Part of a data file

::::::::::

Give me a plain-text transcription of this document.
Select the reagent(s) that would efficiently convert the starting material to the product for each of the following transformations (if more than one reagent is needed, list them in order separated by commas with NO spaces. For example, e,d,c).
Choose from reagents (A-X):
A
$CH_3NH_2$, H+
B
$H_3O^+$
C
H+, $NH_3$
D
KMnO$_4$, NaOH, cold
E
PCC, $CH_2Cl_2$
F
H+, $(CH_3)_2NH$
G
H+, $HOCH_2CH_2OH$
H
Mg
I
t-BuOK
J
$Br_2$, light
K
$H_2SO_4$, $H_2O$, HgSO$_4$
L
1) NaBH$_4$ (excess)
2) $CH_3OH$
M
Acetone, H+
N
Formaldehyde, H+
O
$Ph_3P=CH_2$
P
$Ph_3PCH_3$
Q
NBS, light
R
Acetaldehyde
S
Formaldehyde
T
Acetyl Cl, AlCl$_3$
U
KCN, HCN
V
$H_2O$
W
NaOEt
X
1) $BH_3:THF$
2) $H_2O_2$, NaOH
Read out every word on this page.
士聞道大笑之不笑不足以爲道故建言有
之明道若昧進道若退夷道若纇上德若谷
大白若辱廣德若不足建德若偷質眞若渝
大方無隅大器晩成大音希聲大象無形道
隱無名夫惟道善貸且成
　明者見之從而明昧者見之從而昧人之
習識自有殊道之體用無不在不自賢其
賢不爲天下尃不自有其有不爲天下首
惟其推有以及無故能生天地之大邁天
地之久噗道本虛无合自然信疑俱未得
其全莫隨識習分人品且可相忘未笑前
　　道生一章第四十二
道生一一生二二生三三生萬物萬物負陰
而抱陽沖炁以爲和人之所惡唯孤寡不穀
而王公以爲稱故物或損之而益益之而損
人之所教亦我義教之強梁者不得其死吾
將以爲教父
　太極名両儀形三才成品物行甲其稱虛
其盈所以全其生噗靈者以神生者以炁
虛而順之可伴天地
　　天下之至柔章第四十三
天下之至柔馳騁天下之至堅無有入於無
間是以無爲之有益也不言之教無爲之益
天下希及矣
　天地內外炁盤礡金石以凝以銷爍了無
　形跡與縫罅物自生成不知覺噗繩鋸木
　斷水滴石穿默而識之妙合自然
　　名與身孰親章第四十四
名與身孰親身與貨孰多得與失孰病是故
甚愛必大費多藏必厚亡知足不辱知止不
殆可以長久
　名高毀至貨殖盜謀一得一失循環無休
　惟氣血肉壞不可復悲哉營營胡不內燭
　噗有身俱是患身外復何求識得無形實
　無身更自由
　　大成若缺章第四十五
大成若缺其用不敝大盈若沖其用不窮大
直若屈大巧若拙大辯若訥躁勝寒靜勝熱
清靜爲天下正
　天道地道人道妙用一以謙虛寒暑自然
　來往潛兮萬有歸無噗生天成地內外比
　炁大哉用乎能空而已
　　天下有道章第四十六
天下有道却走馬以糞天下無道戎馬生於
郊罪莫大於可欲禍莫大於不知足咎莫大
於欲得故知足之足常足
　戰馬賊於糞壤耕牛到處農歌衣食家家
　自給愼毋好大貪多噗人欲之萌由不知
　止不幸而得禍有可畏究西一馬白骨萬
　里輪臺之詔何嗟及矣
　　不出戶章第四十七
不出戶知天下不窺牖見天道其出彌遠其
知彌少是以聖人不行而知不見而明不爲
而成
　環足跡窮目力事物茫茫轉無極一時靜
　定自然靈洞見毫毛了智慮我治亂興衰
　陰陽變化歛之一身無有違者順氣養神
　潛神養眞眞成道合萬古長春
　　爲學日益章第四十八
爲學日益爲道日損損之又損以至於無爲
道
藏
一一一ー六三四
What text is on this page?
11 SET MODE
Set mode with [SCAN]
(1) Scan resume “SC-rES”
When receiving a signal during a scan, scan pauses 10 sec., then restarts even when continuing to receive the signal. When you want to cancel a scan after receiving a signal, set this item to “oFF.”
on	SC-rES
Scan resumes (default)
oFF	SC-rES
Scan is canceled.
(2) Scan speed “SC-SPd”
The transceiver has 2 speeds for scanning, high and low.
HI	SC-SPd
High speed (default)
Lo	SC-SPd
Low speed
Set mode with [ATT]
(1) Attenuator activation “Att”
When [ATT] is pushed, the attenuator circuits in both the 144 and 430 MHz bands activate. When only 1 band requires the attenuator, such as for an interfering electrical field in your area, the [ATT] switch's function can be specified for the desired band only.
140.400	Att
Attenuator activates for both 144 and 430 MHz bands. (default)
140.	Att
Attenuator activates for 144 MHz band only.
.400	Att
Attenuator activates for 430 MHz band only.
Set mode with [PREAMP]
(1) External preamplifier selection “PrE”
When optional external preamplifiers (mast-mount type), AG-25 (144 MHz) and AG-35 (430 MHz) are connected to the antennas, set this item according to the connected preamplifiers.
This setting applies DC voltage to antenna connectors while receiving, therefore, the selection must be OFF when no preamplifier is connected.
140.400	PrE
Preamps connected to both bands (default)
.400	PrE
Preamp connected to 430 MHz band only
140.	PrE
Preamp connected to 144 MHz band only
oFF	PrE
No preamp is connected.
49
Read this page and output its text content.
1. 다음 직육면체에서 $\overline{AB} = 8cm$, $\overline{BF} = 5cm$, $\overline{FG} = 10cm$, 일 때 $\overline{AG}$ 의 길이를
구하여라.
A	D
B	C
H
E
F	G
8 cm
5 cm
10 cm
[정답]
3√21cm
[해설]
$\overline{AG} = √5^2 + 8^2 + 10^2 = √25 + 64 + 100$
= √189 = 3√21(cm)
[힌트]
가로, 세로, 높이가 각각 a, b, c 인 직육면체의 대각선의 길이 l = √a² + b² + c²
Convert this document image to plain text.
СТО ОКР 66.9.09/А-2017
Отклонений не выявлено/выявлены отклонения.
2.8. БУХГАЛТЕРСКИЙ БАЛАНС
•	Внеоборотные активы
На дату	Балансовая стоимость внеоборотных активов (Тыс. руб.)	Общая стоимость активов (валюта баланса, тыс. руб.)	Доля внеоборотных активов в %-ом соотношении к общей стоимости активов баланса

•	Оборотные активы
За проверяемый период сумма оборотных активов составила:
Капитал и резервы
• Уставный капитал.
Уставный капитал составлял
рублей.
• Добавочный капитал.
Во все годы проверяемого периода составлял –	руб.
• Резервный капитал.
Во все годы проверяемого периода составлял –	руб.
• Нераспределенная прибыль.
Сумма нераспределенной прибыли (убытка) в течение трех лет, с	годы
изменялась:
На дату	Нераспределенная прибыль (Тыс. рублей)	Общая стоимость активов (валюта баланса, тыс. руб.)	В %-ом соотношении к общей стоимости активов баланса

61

::::::::::

Please give back all of the records exactly as written.

#### [Written reply]
Give me a plain-text transcription of this document.
Select the reagent(s) that would efficiently convert the starting material to the product for each of the following transformations (if more than one reagent is needed, list them in order separated by commas with NO spaces. For example, e,d,c).
Choose from reagents (A-X):
A
$CH_3NH_2$, H+
B
$H_3O^+$
C
H+, $NH_3$
D
KMnO$_4$, NaOH, cold
E
PCC, $CH_2Cl_2$
F
H+, $(CH_3)_2NH$
G
H+, $HOCH_2CH_2OH$
H
Mg
I
t-BuOK
J
$Br_2$, light
K
$H_2SO_4$, $H_2O$, HgSO$_4$
L
1) NaBH$_4$ (excess)
2) $CH_3OH$
M
Acetone, H+
N
Formaldehyde, H+
O
$Ph_3P=CH_2$
P
$Ph_3PCH_3$
Q
NBS, light
R
Acetaldehyde
S
Formaldehyde
T
Acetyl Cl, AlCl$_3$
U
KCN, HCN
V
$H_2O$
W
NaOEt
X
1) $BH_3:THF$
2) $H_2O_2$, NaOH
Read out every word on this page.
士聞道大笑之不笑不足以爲道故建言有
之明道若昧進道若退夷道若纇上德若谷
大白若辱廣德若不足建德若偷質眞若渝
大方無隅大器晩成大音希聲大象無形道
隱無名夫惟道善貸且成
　明者見之從而明昧者見之從而昧人之
習識自有殊道之體用無不在不自賢其
賢不爲天下尃不自有其有不爲天下首
惟其推有以及無故能生天地之大邁天
地之久噗道本虛无合自然信疑俱未得
其全莫隨識習分人品且可相忘未笑前
　　道生一章第四十二
道生一一生二二生三三生萬物萬物負陰
而抱陽沖炁以爲和人之所惡唯孤寡不穀
而王公以爲稱故物或損之而益益之而損
人之所教亦我義教之強梁者不得其死吾
將以爲教父
　太極名両儀形三才成品物行甲其稱虛
其盈所以全其生噗靈者以神生者以炁
虛而順之可伴天地
　　天下之至柔章第四十三
天下之至柔馳騁天下之至堅無有入於無
間是以無爲之有益也不言之教無爲之益
天下希及矣
　天地內外炁盤礡金石以凝以銷爍了無
　形跡與縫罅物自生成不知覺噗繩鋸木
　斷水滴石穿默而識之妙合自然
　　名與身孰親章第四十四
名與身孰親身與貨孰多得與失孰病是故
甚愛必大費多藏必厚亡知足不辱知止不
殆可以長久
　名高毀至貨殖盜謀一得一失循環無休
　惟氣血肉壞不可復悲哉營營胡不內燭
　噗有身俱是患身外復何求識得無形實
　無身更自由
　　大成若缺章第四十五
大成若缺其用不敝大盈若沖其用不窮大
直若屈大巧若拙大辯若訥躁勝寒靜勝熱
清靜爲天下正
　天道地道人道妙用一以謙虛寒暑自然
　來往潛兮萬有歸無噗生天成地內外比
　炁大哉用乎能空而已
　　天下有道章第四十六
天下有道却走馬以糞天下無道戎馬生於
郊罪莫大於可欲禍莫大於不知足咎莫大
於欲得故知足之足常足
　戰馬賊於糞壤耕牛到處農歌衣食家家
　自給愼毋好大貪多噗人欲之萌由不知
　止不幸而得禍有可畏究西一馬白骨萬
　里輪臺之詔何嗟及矣
　　不出戶章第四十七
不出戶知天下不窺牖見天道其出彌遠其
知彌少是以聖人不行而知不見而明不爲
而成
　環足跡窮目力事物茫茫轉無極一時靜
　定自然靈洞見毫毛了智慮我治亂興衰
　陰陽變化歛之一身無有違者順氣養神
　潛神養眞眞成道合萬古長春
　　爲學日益章第四十八
爲學日益爲道日損損之又損以至於無爲
道
藏
一一一ー六三四
What text is on this page?
11 SET MODE
Set mode with [SCAN]
(1) Scan resume “SC-rES”
When receiving a signal during a scan, scan pauses 10 sec., then restarts even when continuing to receive the signal. When you want to cancel a scan after receiving a signal, set this item to “oFF.”
on	SC-rES
Scan resumes (default)
oFF	SC-rES
Scan is canceled.
(2) Scan speed “SC-SPd”
The transceiver has 2 speeds for scanning, high and low.
HI	SC-SPd
High speed (default)
Lo	SC-SPd
Low speed
Set mode with [ATT]
(1) Attenuator activation “Att”
When [ATT] is pushed, the attenuator circuits in both the 144 and 430 MHz bands activate. When only 1 band requires the attenuator, such as for an interfering electrical field in your area, the [ATT] switch's function can be specified for the desired band only.
140.400	Att
Attenuator activates for both 144 and 430 MHz bands. (default)
140.	Att
Attenuator activates for 144 MHz band only.
.400	Att
Attenuator activates for 430 MHz band only.
Set mode with [PREAMP]
(1) External preamplifier selection “PrE”
When optional external preamplifiers (mast-mount type), AG-25 (144 MHz) and AG-35 (430 MHz) are connected to the antennas, set this item according to the connected preamplifiers.
This setting applies DC voltage to antenna connectors while receiving, therefore, the selection must be OFF when no preamplifier is connected.
140.400	PrE
Preamps connected to both bands (default)
.400	PrE
Preamp connected to 430 MHz band only
140.	PrE
Preamp connected to 144 MHz band only
oFF	PrE
No preamp is connected.
49
Read this page and output its text content.
1. 다음 직육면체에서 $\overline{AB} = 8cm$, $\overline{BF} = 5cm$, $\overline{FG} = 10cm$, 일 때 $\overline{AG}$ 의 길이를
구하여라.
A	D
B	C
H
E
F	G
8 cm
5 cm
10 cm
[정답]
3√21cm
[해설]
$\overline{AG} = √5^2 + 8^2 + 10^2 = √25 + 64 + 100$
= √189 = 3√21(cm)
[힌트]
가로, 세로, 높이가 각각 a, b, c 인 직육면체의 대각선의 길이 l = √a² + b² + c²
Convert this document image to plain text.
СТО ОКР 66.9.09/А-2017
Отклонений не выявлено/выявлены отклонения.
2.8. БУХГАЛТЕРСКИЙ БАЛАНС
•	Внеоборотные активы
На дату	Балансовая стоимость внеоборотных активов (Тыс. руб.)	Общая стоимость активов (валюта баланса, тыс. руб.)	Доля внеоборотных активов в %-ом соотношении к общей стоимости активов баланса

•	Оборотные активы
За проверяемый период сумма оборотных активов составила:
Капитал и резервы
• Уставный капитал.
Уставный капитал составлял
рублей.
• Добавочный капитал.
Во все годы проверяемого периода составлял –	руб.
• Резервный капитал.
Во все годы проверяемого периода составлял –	руб.
• Нераспределенная прибыль.
Сумма нераспределенной прибыли (убытка) в течение трех лет, с	годы
изменялась:
На дату	Нераспределенная прибыль (Тыс. рублей)	Общая стоимость активов (валюта баланса, тыс. руб.)	В %-ом соотношении к общей стоимости активов баланса

61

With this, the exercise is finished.